| Description of the task |
Lift every line from the entries that includes the word "since".
** Start Exercise data **
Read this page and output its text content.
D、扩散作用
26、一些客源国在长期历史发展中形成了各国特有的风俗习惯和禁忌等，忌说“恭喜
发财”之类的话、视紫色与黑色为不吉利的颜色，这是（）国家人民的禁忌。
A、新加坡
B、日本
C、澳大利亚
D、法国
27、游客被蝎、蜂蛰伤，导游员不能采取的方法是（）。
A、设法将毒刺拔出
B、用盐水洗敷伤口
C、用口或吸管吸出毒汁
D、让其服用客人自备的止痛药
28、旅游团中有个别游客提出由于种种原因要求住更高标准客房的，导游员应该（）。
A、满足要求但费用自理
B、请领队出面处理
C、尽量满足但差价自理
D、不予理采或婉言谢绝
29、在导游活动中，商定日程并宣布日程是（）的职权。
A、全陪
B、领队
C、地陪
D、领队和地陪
** End Exercise data **
** Start Exercise data **
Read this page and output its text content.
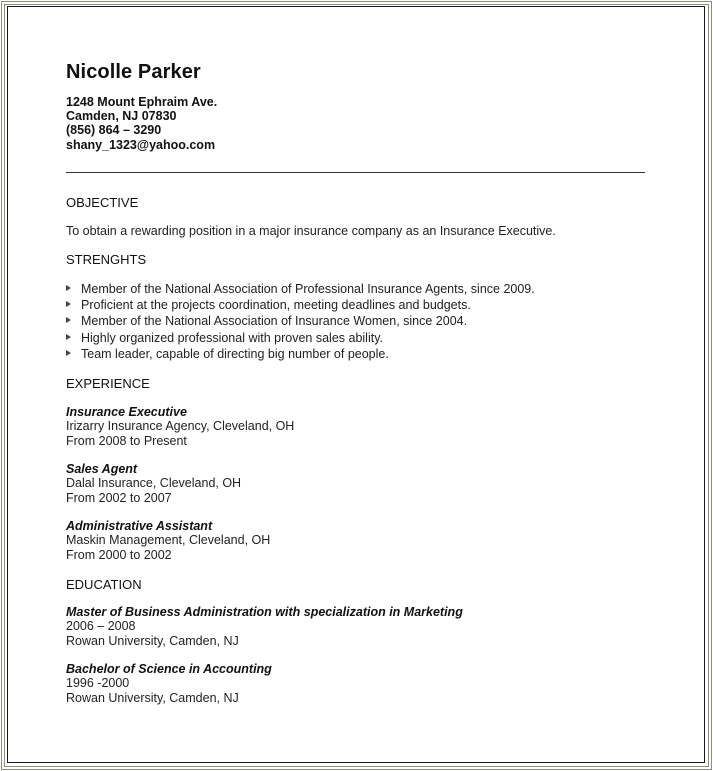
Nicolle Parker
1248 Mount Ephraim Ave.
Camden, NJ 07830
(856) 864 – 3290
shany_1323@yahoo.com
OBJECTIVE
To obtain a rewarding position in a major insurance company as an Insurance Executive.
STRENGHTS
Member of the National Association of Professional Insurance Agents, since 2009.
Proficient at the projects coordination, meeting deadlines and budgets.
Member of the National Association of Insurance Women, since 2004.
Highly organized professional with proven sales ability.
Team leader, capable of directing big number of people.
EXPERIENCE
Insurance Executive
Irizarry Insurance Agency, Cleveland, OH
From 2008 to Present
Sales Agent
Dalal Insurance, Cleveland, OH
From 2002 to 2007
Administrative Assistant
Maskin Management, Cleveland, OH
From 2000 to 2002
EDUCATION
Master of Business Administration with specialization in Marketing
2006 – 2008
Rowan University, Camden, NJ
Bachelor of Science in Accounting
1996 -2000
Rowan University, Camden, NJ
** End Exercise data **
| Response for this exercise |
Member of the National Association of Professional Insurance Agents, since 2009.
Member of the National Association of Insurance Women, since 2004.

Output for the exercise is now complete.